++++ RECORD SET

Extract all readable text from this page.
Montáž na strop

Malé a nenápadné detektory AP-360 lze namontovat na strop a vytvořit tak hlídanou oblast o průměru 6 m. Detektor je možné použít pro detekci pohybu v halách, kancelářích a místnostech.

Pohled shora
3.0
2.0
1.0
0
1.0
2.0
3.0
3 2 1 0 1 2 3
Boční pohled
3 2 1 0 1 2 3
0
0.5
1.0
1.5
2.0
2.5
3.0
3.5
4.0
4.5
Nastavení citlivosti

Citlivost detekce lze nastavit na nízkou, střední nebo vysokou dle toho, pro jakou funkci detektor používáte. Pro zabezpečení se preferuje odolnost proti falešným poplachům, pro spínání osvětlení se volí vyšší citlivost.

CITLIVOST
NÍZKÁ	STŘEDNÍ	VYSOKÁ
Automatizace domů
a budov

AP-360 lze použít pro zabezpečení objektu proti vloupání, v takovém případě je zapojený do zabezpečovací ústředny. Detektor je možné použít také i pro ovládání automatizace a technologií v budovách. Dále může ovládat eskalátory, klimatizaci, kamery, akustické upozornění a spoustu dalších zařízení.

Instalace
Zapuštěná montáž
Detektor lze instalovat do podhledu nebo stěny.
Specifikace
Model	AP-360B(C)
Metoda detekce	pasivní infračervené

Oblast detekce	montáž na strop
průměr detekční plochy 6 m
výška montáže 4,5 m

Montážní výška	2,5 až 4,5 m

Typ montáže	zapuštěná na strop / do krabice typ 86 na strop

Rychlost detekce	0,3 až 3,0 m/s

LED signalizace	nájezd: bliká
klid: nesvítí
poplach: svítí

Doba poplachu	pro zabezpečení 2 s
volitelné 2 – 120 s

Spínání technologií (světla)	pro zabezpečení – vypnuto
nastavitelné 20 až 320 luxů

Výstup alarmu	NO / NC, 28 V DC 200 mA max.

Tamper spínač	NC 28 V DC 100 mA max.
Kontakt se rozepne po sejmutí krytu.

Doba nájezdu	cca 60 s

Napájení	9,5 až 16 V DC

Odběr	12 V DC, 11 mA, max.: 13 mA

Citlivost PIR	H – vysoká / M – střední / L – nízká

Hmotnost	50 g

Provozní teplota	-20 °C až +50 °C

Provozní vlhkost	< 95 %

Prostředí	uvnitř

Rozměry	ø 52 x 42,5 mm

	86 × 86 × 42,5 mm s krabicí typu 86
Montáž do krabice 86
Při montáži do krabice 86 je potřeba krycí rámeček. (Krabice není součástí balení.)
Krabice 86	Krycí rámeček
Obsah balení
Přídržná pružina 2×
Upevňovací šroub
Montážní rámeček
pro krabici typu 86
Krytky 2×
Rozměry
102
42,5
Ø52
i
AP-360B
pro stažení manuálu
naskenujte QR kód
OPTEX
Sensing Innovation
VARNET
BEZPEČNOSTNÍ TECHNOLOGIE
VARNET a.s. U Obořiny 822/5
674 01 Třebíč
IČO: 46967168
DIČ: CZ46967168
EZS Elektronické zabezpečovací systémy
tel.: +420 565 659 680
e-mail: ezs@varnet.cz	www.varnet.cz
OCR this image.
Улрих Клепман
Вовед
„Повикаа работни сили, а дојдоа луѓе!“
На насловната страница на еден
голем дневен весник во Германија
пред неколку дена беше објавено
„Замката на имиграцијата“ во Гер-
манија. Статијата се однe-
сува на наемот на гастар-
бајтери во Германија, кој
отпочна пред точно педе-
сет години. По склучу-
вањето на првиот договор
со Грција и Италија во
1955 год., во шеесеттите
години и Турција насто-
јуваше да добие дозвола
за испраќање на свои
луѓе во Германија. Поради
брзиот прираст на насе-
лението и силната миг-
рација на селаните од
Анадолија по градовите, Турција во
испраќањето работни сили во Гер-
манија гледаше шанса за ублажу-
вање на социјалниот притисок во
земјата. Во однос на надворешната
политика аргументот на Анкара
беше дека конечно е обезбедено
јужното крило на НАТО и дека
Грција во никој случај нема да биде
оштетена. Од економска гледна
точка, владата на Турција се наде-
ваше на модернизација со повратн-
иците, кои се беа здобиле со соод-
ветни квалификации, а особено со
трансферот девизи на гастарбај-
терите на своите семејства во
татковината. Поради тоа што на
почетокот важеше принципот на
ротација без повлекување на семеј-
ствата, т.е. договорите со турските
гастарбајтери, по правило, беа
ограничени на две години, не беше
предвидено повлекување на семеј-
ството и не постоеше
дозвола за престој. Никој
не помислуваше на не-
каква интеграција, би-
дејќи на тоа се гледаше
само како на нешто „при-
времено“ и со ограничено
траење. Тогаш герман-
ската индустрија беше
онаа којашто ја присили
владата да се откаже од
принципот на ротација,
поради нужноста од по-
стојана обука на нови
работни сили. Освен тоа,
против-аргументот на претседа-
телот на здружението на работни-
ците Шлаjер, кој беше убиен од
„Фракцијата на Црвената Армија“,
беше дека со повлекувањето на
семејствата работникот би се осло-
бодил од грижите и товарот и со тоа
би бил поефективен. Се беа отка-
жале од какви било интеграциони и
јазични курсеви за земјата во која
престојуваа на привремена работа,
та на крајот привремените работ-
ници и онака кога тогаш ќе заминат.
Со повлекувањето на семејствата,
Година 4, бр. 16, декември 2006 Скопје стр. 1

++++++++

#### GOAL OF THE EXERCISE:
Copy all lines in the listing above where the string "detekce" appears.

#### RESULT OF THIS EXERCISE:
Citlivost detekce lze nastavit na nízkou, střední nebo vysokou dle toho, pro jakou funkci detektor používáte. Pro zabezpečení se preferuje odolnost proti falešným poplachům, pro spínání osvětlení se volí vyšší citlivost.
Metoda detekce	pasivní infračervené
Oblast detekce	montáž na strop
Rychlost detekce	0,3 až 3,0 m/s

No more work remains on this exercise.